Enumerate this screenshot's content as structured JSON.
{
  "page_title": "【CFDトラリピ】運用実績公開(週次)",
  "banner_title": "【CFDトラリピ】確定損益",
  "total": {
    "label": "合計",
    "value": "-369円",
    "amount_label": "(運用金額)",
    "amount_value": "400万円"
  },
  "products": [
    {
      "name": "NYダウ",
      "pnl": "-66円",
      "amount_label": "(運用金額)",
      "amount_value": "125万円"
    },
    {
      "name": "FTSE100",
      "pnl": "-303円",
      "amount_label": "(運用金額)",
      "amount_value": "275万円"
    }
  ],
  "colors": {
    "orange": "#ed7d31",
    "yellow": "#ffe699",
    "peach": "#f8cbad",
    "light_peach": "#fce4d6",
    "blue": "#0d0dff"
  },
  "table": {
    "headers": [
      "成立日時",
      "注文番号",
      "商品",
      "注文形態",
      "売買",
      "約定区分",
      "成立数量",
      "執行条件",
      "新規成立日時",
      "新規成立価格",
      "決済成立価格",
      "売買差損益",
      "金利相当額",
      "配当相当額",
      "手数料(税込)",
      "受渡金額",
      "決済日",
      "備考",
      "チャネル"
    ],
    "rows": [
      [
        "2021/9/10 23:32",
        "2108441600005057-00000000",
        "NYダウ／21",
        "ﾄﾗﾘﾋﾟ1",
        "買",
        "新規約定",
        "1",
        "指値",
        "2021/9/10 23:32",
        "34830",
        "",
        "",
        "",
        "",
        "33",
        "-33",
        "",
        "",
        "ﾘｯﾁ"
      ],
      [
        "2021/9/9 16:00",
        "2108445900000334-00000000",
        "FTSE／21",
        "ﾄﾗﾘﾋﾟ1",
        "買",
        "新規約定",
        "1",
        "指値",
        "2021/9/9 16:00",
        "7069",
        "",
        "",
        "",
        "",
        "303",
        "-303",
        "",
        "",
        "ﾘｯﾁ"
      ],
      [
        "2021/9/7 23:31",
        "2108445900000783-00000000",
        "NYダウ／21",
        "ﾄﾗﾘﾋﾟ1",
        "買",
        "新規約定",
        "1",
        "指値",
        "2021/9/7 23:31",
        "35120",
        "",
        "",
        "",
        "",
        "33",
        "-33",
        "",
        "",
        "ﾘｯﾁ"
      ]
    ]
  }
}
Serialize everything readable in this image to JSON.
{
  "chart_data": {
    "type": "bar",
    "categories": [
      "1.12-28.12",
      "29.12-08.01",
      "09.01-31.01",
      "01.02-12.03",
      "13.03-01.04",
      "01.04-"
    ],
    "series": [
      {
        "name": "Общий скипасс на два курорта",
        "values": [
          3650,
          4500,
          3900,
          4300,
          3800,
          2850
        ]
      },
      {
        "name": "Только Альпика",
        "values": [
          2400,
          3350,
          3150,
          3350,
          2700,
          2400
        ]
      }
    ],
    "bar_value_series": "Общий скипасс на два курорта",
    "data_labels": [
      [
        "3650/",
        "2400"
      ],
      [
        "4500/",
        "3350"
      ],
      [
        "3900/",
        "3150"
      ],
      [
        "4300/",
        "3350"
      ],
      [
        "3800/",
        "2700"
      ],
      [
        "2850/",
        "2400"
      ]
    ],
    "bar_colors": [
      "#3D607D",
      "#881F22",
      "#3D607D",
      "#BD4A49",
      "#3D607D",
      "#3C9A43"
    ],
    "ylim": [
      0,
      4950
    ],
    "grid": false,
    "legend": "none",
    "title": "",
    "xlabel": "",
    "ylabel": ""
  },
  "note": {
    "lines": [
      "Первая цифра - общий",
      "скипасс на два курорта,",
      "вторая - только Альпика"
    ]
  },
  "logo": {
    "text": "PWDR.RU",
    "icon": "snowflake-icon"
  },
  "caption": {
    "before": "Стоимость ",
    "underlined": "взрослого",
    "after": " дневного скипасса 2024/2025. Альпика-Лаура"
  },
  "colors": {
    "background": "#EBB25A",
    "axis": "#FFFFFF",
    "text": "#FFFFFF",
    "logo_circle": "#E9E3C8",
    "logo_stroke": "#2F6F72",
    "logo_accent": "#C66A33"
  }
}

> _What this task involves_
Reproduce each record exactly, leaving nothing out.

> _Solved exercise_
Enumerate this screenshot's content as structured JSON.
{
  "page_title": "【CFDトラリピ】運用実績公開(週次)",
  "banner_title": "【CFDトラリピ】確定損益",
  "total": {
    "label": "合計",
    "value": "-369円",
    "amount_label": "(運用金額)",
    "amount_value": "400万円"
  },
  "products": [
    {
      "name": "NYダウ",
      "pnl": "-66円",
      "amount_label": "(運用金額)",
      "amount_value": "125万円"
    },
    {
      "name": "FTSE100",
      "pnl": "-303円",
      "amount_label": "(運用金額)",
      "amount_value": "275万円"
    }
  ],
  "colors": {
    "orange": "#ed7d31",
    "yellow": "#ffe699",
    "peach": "#f8cbad",
    "light_peach": "#fce4d6",
    "blue": "#0d0dff"
  },
  "table": {
    "headers": [
      "成立日時",
      "注文番号",
      "商品",
      "注文形態",
      "売買",
      "約定区分",
      "成立数量",
      "執行条件",
      "新規成立日時",
      "新規成立価格",
      "決済成立価格",
      "売買差損益",
      "金利相当額",
      "配当相当額",
      "手数料(税込)",
      "受渡金額",
      "決済日",
      "備考",
      "チャネル"
    ],
    "rows": [
      [
        "2021/9/10 23:32",
        "2108441600005057-00000000",
        "NYダウ／21",
        "ﾄﾗﾘﾋﾟ1",
        "買",
        "新規約定",
        "1",
        "指値",
        "2021/9/10 23:32",
        "34830",
        "",
        "",
        "",
        "",
        "33",
        "-33",
        "",
        "",
        "ﾘｯﾁ"
      ],
      [
        "2021/9/9 16:00",
        "2108445900000334-00000000",
        "FTSE／21",
        "ﾄﾗﾘﾋﾟ1",
        "買",
        "新規約定",
        "1",
        "指値",
        "2021/9/9 16:00",
        "7069",
        "",
        "",
        "",
        "",
        "303",
        "-303",
        "",
        "",
        "ﾘｯﾁ"
      ],
      [
        "2021/9/7 23:31",
        "2108445900000783-00000000",
        "NYダウ／21",
        "ﾄﾗﾘﾋﾟ1",
        "買",
        "新規約定",
        "1",
        "指値",
        "2021/9/7 23:31",
        "35120",
        "",
        "",
        "",
        "",
        "33",
        "-33",
        "",
        "",
        "ﾘｯﾁ"
      ]
    ]
  }
}
Serialize everything readable in this image to JSON.
{
  "chart_data": {
    "type": "bar",
    "categories": [
      "1.12-28.12",
      "29.12-08.01",
      "09.01-31.01",
      "01.02-12.03",
      "13.03-01.04",
      "01.04-"
    ],
    "series": [
      {
        "name": "Общий скипасс на два курорта",
        "values": [
          3650,
          4500,
          3900,
          4300,
          3800,
          2850
        ]
      },
      {
        "name": "Только Альпика",
        "values": [
          2400,
          3350,
          3150,
          3350,
          2700,
          2400
        ]
      }
    ],
    "bar_value_series": "Общий скипасс на два курорта",
    "data_labels": [
      [
        "3650/",
        "2400"
      ],
      [
        "4500/",
        "3350"
      ],
      [
        "3900/",
        "3150"
      ],
      [
        "4300/",
        "3350"
      ],
      [
        "3800/",
        "2700"
      ],
      [
        "2850/",
        "2400"
      ]
    ],
    "bar_colors": [
      "#3D607D",
      "#881F22",
      "#3D607D",
      "#BD4A49",
      "#3D607D",
      "#3C9A43"
    ],
    "ylim": [
      0,
      4950
    ],
    "grid": false,
    "legend": "none",
    "title": "",
    "xlabel": "",
    "ylabel": ""
  },
  "note": {
    "lines": [
      "Первая цифра - общий",
      "скипасс на два курорта,",
      "вторая - только Альпика"
    ]
  },
  "logo": {
    "text": "PWDR.RU",
    "icon": "snowflake-icon"
  },
  "caption": {
    "before": "Стоимость ",
    "underlined": "взрослого",
    "after": " дневного скипасса 2024/2025. Альпика-Лаура"
  },
  "colors": {
    "background": "#EBB25A",
    "axis": "#FFFFFF",
    "text": "#FFFFFF",
    "logo_circle": "#E9E3C8",
    "logo_stroke": "#2F6F72",
    "logo_accent": "#C66A33"
  }
}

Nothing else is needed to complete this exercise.